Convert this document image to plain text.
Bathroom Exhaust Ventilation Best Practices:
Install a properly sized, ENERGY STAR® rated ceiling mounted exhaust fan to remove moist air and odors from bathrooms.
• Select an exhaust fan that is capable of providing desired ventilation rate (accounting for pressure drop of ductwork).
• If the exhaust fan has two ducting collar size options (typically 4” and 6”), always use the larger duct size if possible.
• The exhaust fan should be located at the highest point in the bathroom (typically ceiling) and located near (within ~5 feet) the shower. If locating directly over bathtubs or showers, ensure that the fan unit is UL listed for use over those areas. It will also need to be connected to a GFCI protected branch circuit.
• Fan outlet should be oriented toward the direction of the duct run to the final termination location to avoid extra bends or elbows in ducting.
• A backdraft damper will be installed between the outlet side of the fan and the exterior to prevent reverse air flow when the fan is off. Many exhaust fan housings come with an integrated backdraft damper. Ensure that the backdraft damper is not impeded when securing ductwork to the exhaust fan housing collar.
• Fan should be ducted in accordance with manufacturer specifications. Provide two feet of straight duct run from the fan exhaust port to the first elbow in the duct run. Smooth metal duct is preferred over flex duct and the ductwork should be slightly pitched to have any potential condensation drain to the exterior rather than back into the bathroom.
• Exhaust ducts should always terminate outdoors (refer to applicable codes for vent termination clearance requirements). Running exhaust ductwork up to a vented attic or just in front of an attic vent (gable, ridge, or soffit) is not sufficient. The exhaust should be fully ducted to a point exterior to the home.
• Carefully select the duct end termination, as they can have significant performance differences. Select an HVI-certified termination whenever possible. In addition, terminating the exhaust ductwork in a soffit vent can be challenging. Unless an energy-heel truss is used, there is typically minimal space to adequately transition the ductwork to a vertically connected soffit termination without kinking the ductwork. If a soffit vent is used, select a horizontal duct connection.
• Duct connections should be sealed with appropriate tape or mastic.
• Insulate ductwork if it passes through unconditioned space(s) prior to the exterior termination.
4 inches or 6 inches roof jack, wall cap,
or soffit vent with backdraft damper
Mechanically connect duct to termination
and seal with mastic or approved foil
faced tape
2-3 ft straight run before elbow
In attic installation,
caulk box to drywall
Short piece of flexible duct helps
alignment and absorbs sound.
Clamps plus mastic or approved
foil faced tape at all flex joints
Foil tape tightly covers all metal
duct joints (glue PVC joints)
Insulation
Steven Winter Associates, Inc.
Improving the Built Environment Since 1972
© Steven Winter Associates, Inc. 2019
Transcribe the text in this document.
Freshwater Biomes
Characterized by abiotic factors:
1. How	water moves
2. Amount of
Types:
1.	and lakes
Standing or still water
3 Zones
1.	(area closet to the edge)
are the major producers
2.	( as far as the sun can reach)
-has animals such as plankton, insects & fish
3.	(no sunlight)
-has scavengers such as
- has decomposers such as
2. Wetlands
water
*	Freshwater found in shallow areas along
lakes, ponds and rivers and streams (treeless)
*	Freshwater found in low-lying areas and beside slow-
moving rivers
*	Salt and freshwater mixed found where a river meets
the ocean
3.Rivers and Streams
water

##############################

**Job:** Go through the listing above and restate it word for word.

**The result:**
Convert this document image to plain text.
Bathroom Exhaust Ventilation Best Practices:
Install a properly sized, ENERGY STAR® rated ceiling mounted exhaust fan to remove moist air and odors from bathrooms.
• Select an exhaust fan that is capable of providing desired ventilation rate (accounting for pressure drop of ductwork).
• If the exhaust fan has two ducting collar size options (typically 4” and 6”), always use the larger duct size if possible.
• The exhaust fan should be located at the highest point in the bathroom (typically ceiling) and located near (within ~5 feet) the shower. If locating directly over bathtubs or showers, ensure that the fan unit is UL listed for use over those areas. It will also need to be connected to a GFCI protected branch circuit.
• Fan outlet should be oriented toward the direction of the duct run to the final termination location to avoid extra bends or elbows in ducting.
• A backdraft damper will be installed between the outlet side of the fan and the exterior to prevent reverse air flow when the fan is off. Many exhaust fan housings come with an integrated backdraft damper. Ensure that the backdraft damper is not impeded when securing ductwork to the exhaust fan housing collar.
• Fan should be ducted in accordance with manufacturer specifications. Provide two feet of straight duct run from the fan exhaust port to the first elbow in the duct run. Smooth metal duct is preferred over flex duct and the ductwork should be slightly pitched to have any potential condensation drain to the exterior rather than back into the bathroom.
• Exhaust ducts should always terminate outdoors (refer to applicable codes for vent termination clearance requirements). Running exhaust ductwork up to a vented attic or just in front of an attic vent (gable, ridge, or soffit) is not sufficient. The exhaust should be fully ducted to a point exterior to the home.
• Carefully select the duct end termination, as they can have significant performance differences. Select an HVI-certified termination whenever possible. In addition, terminating the exhaust ductwork in a soffit vent can be challenging. Unless an energy-heel truss is used, there is typically minimal space to adequately transition the ductwork to a vertically connected soffit termination without kinking the ductwork. If a soffit vent is used, select a horizontal duct connection.
• Duct connections should be sealed with appropriate tape or mastic.
• Insulate ductwork if it passes through unconditioned space(s) prior to the exterior termination.
4 inches or 6 inches roof jack, wall cap,
or soffit vent with backdraft damper
Mechanically connect duct to termination
and seal with mastic or approved foil
faced tape
2-3 ft straight run before elbow
In attic installation,
caulk box to drywall
Short piece of flexible duct helps
alignment and absorbs sound.
Clamps plus mastic or approved
foil faced tape at all flex joints
Foil tape tightly covers all metal
duct joints (glue PVC joints)
Insulation
Steven Winter Associates, Inc.
Improving the Built Environment Since 1972
© Steven Winter Associates, Inc. 2019
Transcribe the text in this document.
Freshwater Biomes
Characterized by abiotic factors:
1. How	water moves
2. Amount of
Types:
1.	and lakes
Standing or still water
3 Zones
1.	(area closet to the edge)
are the major producers
2.	( as far as the sun can reach)
-has animals such as plankton, insects & fish
3.	(no sunlight)
-has scavengers such as
- has decomposers such as
2. Wetlands
water
*	Freshwater found in shallow areas along
lakes, ponds and rivers and streams (treeless)
*	Freshwater found in low-lying areas and beside slow-
moving rivers
*	Salt and freshwater mixed found where a river meets
the ocean
3.Rivers and Streams
water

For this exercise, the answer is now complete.